Scan the material and copy every line in which "VOLUME" appears.

(Records from a collection of figures)
##############################

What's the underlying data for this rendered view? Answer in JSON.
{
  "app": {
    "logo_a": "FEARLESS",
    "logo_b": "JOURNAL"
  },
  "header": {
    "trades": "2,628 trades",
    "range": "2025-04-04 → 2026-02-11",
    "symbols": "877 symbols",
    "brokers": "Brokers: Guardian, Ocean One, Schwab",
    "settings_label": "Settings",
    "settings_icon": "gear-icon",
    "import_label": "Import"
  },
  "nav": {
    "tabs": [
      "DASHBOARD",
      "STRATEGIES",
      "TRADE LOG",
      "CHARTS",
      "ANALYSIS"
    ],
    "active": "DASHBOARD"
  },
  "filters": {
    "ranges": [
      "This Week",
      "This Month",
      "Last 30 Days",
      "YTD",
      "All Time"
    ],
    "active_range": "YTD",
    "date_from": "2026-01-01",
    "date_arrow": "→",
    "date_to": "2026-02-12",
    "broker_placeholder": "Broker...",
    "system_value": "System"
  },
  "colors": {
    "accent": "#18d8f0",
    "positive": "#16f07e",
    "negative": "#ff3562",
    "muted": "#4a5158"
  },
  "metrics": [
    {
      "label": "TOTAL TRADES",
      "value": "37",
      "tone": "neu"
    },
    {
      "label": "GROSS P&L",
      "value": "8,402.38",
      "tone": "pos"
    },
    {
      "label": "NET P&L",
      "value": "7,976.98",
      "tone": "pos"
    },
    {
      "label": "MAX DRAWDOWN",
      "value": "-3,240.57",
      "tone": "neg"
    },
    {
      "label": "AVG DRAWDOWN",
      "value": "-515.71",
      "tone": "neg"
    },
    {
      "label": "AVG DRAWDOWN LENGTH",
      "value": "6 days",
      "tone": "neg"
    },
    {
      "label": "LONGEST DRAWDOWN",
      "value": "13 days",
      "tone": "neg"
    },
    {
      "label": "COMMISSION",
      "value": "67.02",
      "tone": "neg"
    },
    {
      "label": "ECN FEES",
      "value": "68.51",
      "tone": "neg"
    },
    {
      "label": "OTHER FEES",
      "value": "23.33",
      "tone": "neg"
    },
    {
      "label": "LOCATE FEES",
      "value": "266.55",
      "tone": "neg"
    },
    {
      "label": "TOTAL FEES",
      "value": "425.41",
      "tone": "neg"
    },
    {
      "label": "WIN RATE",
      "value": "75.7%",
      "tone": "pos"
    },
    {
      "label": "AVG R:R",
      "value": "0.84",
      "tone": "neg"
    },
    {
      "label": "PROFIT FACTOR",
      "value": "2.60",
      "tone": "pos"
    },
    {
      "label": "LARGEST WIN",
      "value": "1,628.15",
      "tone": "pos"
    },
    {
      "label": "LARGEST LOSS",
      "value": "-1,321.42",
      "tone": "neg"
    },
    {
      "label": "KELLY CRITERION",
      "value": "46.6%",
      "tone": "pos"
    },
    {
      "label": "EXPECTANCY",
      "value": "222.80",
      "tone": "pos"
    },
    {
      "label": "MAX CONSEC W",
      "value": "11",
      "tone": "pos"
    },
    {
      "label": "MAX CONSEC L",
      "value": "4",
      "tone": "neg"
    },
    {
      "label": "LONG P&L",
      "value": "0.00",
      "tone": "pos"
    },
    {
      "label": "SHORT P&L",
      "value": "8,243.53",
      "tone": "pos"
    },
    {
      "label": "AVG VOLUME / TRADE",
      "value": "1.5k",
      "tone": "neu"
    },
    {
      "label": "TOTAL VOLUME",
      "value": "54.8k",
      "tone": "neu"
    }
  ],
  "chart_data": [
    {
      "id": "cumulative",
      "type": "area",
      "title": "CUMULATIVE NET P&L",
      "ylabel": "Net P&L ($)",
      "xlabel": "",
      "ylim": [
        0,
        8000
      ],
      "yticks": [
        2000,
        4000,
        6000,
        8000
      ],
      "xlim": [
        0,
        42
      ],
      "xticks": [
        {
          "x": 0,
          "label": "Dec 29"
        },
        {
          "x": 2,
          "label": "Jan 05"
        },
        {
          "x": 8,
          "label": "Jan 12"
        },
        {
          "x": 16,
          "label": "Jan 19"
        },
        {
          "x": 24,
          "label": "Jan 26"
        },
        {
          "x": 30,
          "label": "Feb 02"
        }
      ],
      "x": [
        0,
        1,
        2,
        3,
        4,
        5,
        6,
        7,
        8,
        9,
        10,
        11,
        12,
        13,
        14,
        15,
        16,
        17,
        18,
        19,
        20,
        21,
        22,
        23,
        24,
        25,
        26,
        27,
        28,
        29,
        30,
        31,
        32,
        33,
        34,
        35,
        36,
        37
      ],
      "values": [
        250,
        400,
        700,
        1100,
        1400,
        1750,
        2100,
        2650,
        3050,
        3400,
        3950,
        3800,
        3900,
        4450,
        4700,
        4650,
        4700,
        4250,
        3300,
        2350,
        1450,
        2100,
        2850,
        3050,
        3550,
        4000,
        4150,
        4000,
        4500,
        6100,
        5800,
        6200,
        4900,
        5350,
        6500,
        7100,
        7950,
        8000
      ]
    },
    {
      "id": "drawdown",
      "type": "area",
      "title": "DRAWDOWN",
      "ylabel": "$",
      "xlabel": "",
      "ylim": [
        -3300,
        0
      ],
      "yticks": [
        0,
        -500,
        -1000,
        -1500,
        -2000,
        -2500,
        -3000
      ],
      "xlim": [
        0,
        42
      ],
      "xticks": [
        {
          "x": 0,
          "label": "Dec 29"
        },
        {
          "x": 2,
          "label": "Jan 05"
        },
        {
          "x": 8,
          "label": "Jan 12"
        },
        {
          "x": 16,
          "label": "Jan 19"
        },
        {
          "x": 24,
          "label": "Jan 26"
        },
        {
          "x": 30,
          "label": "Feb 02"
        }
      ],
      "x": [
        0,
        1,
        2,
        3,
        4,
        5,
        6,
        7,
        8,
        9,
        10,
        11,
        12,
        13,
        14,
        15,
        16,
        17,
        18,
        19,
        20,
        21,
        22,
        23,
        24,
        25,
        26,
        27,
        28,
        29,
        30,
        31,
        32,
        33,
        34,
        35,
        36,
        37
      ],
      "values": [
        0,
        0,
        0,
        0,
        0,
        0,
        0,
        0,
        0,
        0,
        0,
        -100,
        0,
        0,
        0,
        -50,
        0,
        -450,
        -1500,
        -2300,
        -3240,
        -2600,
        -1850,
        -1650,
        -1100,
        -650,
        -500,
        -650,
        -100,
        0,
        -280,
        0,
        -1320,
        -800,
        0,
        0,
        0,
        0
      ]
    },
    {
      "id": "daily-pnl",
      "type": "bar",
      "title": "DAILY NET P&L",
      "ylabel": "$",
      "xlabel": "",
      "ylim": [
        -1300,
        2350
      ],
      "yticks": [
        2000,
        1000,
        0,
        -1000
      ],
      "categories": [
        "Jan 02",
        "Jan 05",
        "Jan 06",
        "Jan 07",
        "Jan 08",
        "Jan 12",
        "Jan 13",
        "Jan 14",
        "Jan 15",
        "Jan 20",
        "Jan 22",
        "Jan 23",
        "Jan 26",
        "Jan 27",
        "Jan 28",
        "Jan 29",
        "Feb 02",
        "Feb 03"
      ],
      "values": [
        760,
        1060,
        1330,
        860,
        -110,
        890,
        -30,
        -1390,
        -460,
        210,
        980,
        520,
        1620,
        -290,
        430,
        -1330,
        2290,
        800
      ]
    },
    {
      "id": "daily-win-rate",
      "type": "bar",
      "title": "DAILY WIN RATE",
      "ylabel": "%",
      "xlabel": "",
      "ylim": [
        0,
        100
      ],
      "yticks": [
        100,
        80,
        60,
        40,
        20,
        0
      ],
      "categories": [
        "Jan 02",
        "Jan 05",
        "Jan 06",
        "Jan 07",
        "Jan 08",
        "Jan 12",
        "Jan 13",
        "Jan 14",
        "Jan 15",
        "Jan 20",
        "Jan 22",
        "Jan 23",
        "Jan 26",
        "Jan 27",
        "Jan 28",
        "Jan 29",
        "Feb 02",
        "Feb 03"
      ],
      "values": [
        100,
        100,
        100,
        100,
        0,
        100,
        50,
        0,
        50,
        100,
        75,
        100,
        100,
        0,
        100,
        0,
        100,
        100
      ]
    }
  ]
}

##############################

- _SOLUTION BELOW_:
      "label": "AVG VOLUME / TRADE",
      "label": "TOTAL VOLUME",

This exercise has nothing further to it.